(Отрывок):
▼
За этими тенденциями стоят две совершенно разные группы людей. Иностраннонаправленная тенденция свойственна в основном активному новому поколению, которое ездит по всему земному шару, быстро знакомится с английским языком, иногда и с другими языками, с которыми раньше эти люди, конечно, не соприкасались. В большинстве своем они, честно говоря, имеют мало отношения к традиционной русской культуре и к хорошей русской традиции. И очень часто эти люди не представляют себе, что слово, которое они для себя с восхищением открыли, уже известно в русской традиции их предкам в течение целых веков.
Вот история, которая в этом отношении показательна. Некая дама, уже давно живущая за границей, рассказывает о себе, что она живет в Ме́льбурне, а ее московская собеседница немножко удивленно спрашивает: «Да. Вы так говорите? А мы говорим Мельбу́рн». На что дама отвечает необычайно искренне и просто: «Да, видите ли, дело в том, что я до того, как туда попала, никогда о таком городе и не слыхивала! Поэтому я, конечно, говорю так, как там говорят!».
▲
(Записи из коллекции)
▼
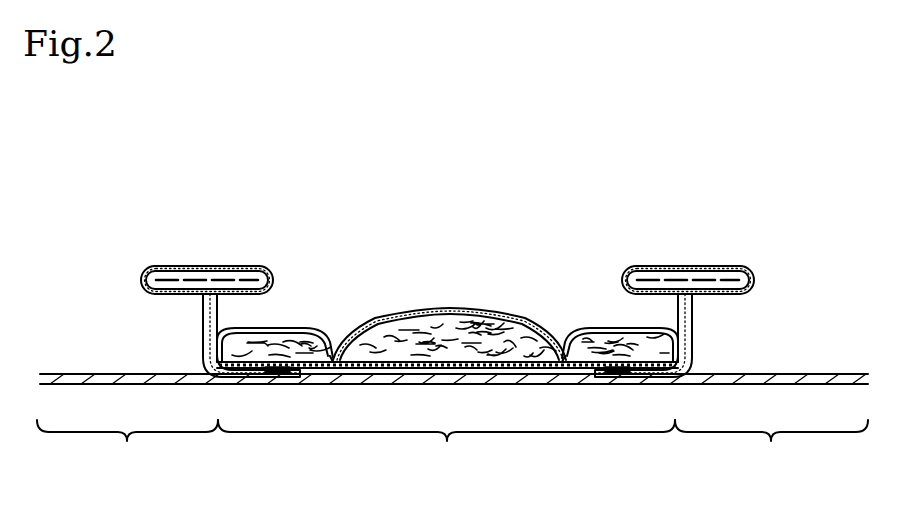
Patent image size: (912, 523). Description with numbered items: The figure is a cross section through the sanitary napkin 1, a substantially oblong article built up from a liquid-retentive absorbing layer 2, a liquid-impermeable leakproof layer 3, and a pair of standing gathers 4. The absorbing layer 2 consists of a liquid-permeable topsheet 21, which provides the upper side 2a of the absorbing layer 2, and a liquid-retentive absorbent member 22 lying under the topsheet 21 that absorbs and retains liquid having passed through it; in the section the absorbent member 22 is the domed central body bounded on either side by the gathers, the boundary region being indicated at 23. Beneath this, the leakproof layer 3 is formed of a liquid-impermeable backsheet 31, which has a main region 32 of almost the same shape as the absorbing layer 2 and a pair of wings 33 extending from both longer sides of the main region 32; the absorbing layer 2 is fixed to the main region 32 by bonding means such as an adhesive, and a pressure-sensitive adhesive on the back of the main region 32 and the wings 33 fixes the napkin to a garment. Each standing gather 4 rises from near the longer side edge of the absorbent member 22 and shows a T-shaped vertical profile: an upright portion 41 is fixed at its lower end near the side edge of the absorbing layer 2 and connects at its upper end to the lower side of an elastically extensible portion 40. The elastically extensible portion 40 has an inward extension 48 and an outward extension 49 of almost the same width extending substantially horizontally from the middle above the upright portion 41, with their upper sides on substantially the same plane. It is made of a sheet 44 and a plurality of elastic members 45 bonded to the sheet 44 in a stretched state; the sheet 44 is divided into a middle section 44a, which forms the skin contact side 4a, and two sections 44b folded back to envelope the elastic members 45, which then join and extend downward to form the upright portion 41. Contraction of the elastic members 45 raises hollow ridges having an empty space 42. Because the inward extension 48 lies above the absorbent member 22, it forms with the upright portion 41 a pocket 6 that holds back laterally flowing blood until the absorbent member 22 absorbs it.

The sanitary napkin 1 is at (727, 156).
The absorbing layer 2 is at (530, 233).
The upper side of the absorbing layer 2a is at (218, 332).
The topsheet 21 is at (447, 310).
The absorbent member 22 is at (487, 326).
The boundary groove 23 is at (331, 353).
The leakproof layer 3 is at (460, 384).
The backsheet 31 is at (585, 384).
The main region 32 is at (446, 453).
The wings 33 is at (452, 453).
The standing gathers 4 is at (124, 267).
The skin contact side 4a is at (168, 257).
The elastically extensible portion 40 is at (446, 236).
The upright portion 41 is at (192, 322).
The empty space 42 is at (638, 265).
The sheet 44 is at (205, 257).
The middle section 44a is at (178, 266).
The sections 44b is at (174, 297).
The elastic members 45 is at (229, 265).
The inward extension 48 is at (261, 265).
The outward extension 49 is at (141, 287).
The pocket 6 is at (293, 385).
▲
(Письменное задание): Напишите продолжение отрывка о тяге к иностранным словам в русской речи, начав сразу после его последнего предложения.

(Ответ на задание):
Это очень прототипическая ситуация, показывающая, откуда возникают эти Ме́льбурн, Си́дней, которые сейчас можно услышать в большом количестве от людей, соприкоснувшихся с этими названиями впервые после того, как открылись границы.
Напротив, противоположная, руссконаправленная тенденция — это тенденция старой интеллигенции, литературных, театральных, искусствоведческих кругов и т. п. Это люди, более тесно связанные с исторической русской культурой, которые понимают, скажем, что Шекспир не ими впервые прочтен, а уже вообще-то достаточно известен в русской литературе именно под таким именованием.
Любопытным образом с иностраннонаправленной тенденцией оказываются связаны не только, например, бизнесмены, реализующие ее в чисто практических целях во время поездок и не более того, но и составители географических карт и энциклопедий. Казалось бы, они располагаются на прямо противоположном полюсе шкалы интересов, и тем не менее они, например, с огромным удовлетворением ставят ударение в статье про изобретателя книгопечатания: Гу́тенберг.
Мне приходилось непосредственно иметь дело с носителями этой идеологии в одной очень изысканной аудитории твердо верующих, что они достигают тем самым научного ударения в отличие от господствующего кругом уличного ударения, когда безобразно говорят Гутенбе́рг.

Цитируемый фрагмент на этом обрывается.